##### STORED DATA #####
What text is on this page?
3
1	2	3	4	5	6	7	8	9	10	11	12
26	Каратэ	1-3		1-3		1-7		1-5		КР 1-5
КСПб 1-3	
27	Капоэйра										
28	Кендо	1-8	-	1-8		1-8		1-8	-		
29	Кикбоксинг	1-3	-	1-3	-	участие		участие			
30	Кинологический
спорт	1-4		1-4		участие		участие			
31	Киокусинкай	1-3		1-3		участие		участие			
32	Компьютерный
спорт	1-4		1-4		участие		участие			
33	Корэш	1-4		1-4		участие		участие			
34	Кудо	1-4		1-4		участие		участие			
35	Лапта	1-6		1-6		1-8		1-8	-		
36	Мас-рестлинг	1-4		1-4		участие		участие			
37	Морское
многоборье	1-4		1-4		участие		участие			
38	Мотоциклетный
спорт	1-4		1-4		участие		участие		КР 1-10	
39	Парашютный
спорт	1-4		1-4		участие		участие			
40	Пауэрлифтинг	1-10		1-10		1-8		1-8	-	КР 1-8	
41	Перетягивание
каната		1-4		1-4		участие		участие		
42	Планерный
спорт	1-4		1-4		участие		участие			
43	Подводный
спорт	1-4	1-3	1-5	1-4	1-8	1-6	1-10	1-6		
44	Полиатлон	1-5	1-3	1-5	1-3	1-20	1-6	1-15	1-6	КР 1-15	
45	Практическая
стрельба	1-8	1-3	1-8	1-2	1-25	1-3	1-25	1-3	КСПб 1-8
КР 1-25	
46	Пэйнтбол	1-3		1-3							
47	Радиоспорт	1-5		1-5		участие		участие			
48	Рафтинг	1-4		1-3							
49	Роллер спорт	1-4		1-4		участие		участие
#####
▶ REQUIRED WORK:
Reproduce the material above exactly; please quote every line of it.

▶ COMPLETE ANSWER:
What text is on this page?
3
1	2	3	4	5	6	7	8	9	10	11	12
26	Каратэ	1-3		1-3		1-7		1-5		КР 1-5
КСПб 1-3	
27	Капоэйра										
28	Кендо	1-8	-	1-8		1-8		1-8	-		
29	Кикбоксинг	1-3	-	1-3	-	участие		участие			
30	Кинологический
спорт	1-4		1-4		участие		участие			
31	Киокусинкай	1-3		1-3		участие		участие			
32	Компьютерный
спорт	1-4		1-4		участие		участие			
33	Корэш	1-4		1-4		участие		участие			
34	Кудо	1-4		1-4		участие		участие			
35	Лапта	1-6		1-6		1-8		1-8	-		
36	Мас-рестлинг	1-4		1-4		участие		участие			
37	Морское
многоборье	1-4		1-4		участие		участие			
38	Мотоциклетный
спорт	1-4		1-4		участие		участие		КР 1-10	
39	Парашютный
спорт	1-4		1-4		участие		участие			
40	Пауэрлифтинг	1-10		1-10		1-8		1-8	-	КР 1-8	
41	Перетягивание
каната		1-4		1-4		участие		участие		
42	Планерный
спорт	1-4		1-4		участие		участие			
43	Подводный
спорт	1-4	1-3	1-5	1-4	1-8	1-6	1-10	1-6		
44	Полиатлон	1-5	1-3	1-5	1-3	1-20	1-6	1-15	1-6	КР 1-15	
45	Практическая
стрельба	1-8	1-3	1-8	1-2	1-25	1-3	1-25	1-3	КСПб 1-8
КР 1-25	
46	Пэйнтбол	1-3		1-3							
47	Радиоспорт	1-5		1-5		участие		участие			
48	Рафтинг	1-4		1-3							
49	Роллер спорт	1-4		1-4		участие		участие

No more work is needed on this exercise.